_Instructions for the task:_
In the data below, find every line that has the string "icon", and copy it.

_Extracted entries:_
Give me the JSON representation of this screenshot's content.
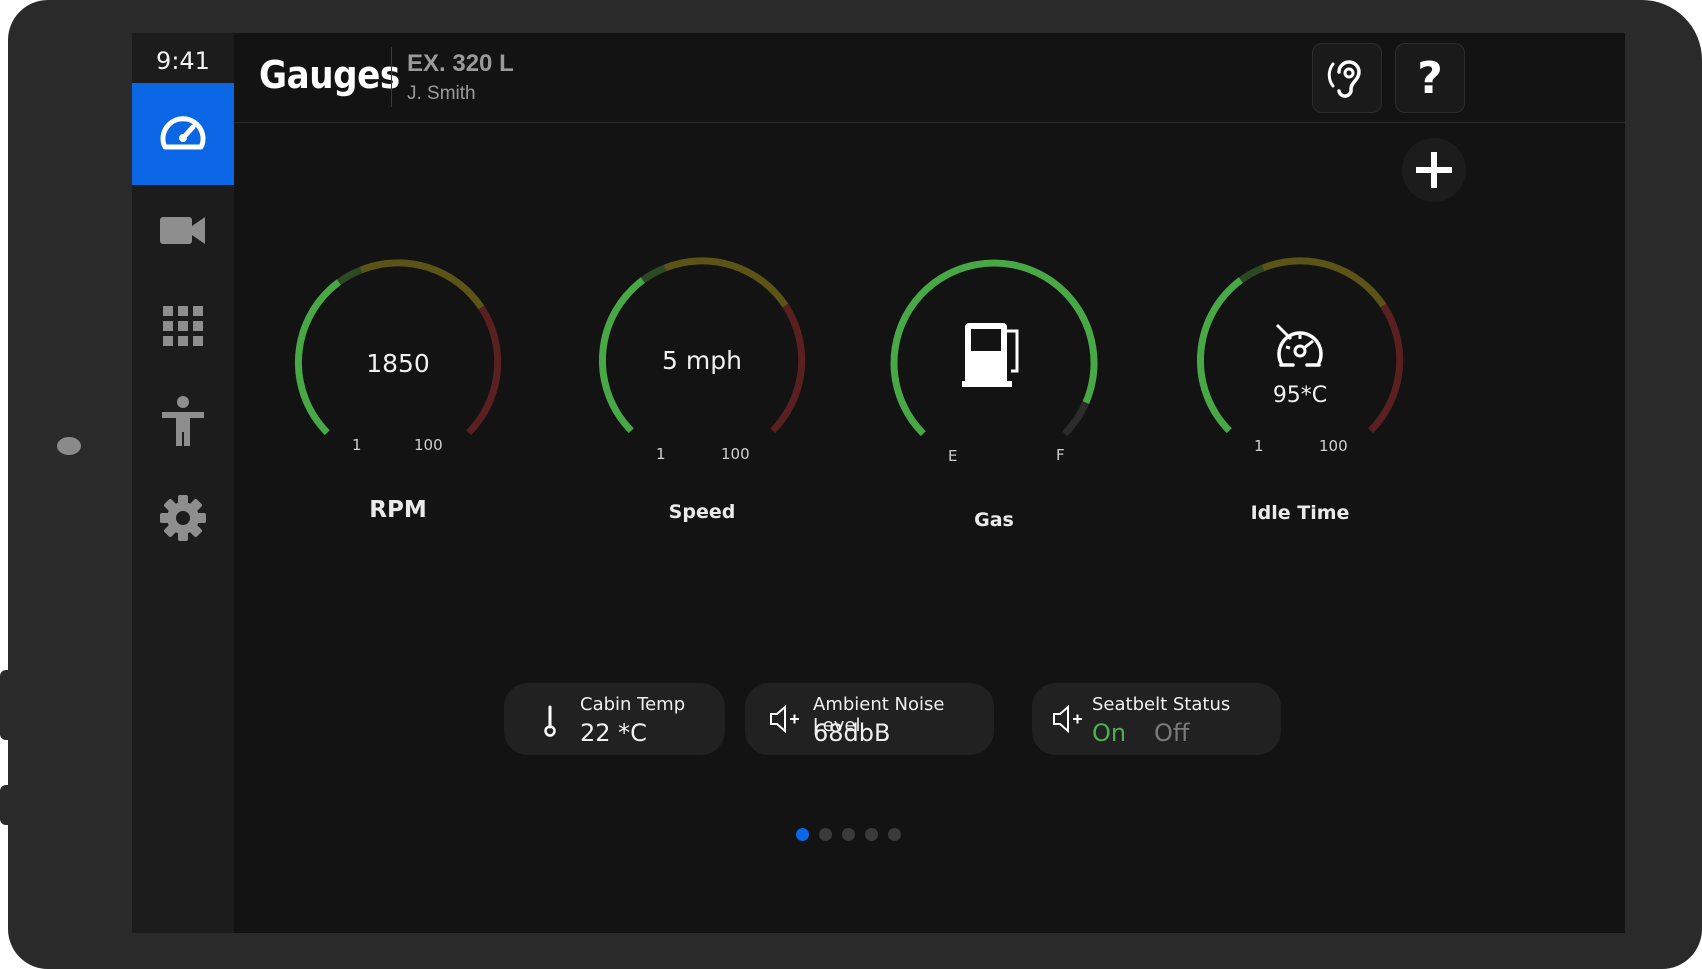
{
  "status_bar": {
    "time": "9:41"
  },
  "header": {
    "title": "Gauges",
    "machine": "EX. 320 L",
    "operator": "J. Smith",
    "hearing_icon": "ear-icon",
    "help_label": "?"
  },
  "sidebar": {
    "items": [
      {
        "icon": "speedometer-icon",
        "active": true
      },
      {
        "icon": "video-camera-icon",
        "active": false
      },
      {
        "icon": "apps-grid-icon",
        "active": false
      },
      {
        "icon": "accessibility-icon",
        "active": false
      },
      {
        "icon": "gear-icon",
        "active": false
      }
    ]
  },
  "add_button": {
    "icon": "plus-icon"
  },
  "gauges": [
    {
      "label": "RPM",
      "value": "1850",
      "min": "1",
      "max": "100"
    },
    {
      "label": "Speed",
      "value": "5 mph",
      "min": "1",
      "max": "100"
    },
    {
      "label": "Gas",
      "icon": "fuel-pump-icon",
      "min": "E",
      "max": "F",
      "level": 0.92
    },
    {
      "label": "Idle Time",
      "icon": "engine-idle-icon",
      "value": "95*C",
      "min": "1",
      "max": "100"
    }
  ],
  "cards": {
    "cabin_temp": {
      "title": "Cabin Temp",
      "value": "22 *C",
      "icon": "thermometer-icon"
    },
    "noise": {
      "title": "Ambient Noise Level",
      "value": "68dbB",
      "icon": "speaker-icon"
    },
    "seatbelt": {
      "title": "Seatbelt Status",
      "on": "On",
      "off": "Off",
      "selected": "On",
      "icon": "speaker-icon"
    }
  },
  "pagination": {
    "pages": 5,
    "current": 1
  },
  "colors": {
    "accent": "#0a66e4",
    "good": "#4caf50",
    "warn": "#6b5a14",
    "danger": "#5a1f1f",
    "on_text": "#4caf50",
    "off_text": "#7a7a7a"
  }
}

_Exercise solution:_
    "hearing_icon": "ear-icon",
        "icon": "speedometer-icon",
        "icon": "video-camera-icon",
        "icon": "apps-grid-icon",
        "icon": "accessibility-icon",
        "icon": "gear-icon",
    "icon": "plus-icon"
      "icon": "fuel-pump-icon",
      "icon": "engine-idle-icon",
      "icon": "thermometer-icon"
      "icon": "speaker-icon"
      "icon": "speaker-icon"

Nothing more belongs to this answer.